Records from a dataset
= = = = =
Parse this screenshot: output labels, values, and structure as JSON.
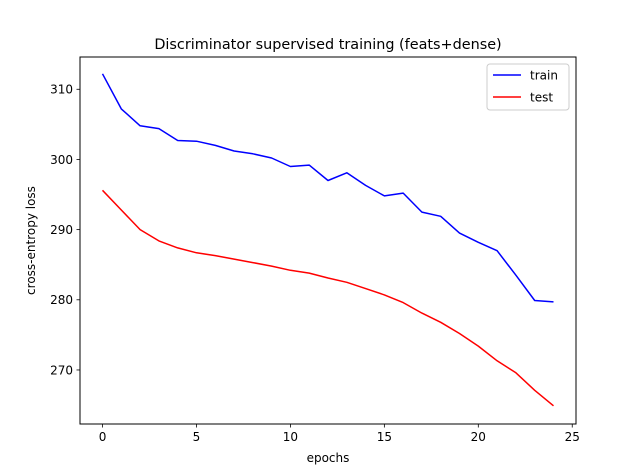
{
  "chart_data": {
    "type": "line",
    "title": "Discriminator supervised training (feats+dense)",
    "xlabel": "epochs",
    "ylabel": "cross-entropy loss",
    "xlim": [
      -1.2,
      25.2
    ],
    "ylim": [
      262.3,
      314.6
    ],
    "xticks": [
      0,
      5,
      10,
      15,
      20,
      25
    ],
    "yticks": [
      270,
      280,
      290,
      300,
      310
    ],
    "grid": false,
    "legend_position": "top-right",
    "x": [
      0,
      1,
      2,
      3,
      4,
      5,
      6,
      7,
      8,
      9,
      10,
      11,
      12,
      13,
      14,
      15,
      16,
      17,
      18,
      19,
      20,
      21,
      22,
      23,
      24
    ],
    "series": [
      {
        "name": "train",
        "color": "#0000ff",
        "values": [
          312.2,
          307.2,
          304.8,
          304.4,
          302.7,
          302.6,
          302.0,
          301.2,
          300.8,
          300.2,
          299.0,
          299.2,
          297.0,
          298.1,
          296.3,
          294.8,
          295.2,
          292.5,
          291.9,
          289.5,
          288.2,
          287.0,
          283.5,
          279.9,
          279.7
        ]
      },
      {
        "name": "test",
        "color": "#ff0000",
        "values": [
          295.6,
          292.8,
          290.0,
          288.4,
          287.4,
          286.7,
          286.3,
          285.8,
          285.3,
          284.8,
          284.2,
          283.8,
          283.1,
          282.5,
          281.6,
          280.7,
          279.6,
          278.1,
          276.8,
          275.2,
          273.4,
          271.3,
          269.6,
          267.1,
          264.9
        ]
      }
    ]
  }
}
= = = = =
- [Problem to solve] Transcribe all of the records above character for character. Exclude the pictures.

- [Result]
Parse this screenshot: output labels, values, and structure as JSON.
{
  "chart_data": {
    "type": "line",
    "title": "Discriminator supervised training (feats+dense)",
    "xlabel": "epochs",
    "ylabel": "cross-entropy loss",
    "xlim": [
      -1.2,
      25.2
    ],
    "ylim": [
      262.3,
      314.6
    ],
    "xticks": [
      0,
      5,
      10,
      15,
      20,
      25
    ],
    "yticks": [
      270,
      280,
      290,
      300,
      310
    ],
    "grid": false,
    "legend_position": "top-right",
    "x": [
      0,
      1,
      2,
      3,
      4,
      5,
      6,
      7,
      8,
      9,
      10,
      11,
      12,
      13,
      14,
      15,
      16,
      17,
      18,
      19,
      20,
      21,
      22,
      23,
      24
    ],
    "series": [
      {
        "name": "train",
        "color": "#0000ff",
        "values": [
          312.2,
          307.2,
          304.8,
          304.4,
          302.7,
          302.6,
          302.0,
          301.2,
          300.8,
          300.2,
          299.0,
          299.2,
          297.0,
          298.1,
          296.3,
          294.8,
          295.2,
          292.5,
          291.9,
          289.5,
          288.2,
          287.0,
          283.5,
          279.9,
          279.7
        ]
      },
      {
        "name": "test",
        "color": "#ff0000",
        "values": [
          295.6,
          292.8,
          290.0,
          288.4,
          287.4,
          286.7,
          286.3,
          285.8,
          285.3,
          284.8,
          284.2,
          283.8,
          283.1,
          282.5,
          281.6,
          280.7,
          279.6,
          278.1,
          276.8,
          275.2,
          273.4,
          271.3,
          269.6,
          267.1,
          264.9
        ]
      }
    ]
  }
}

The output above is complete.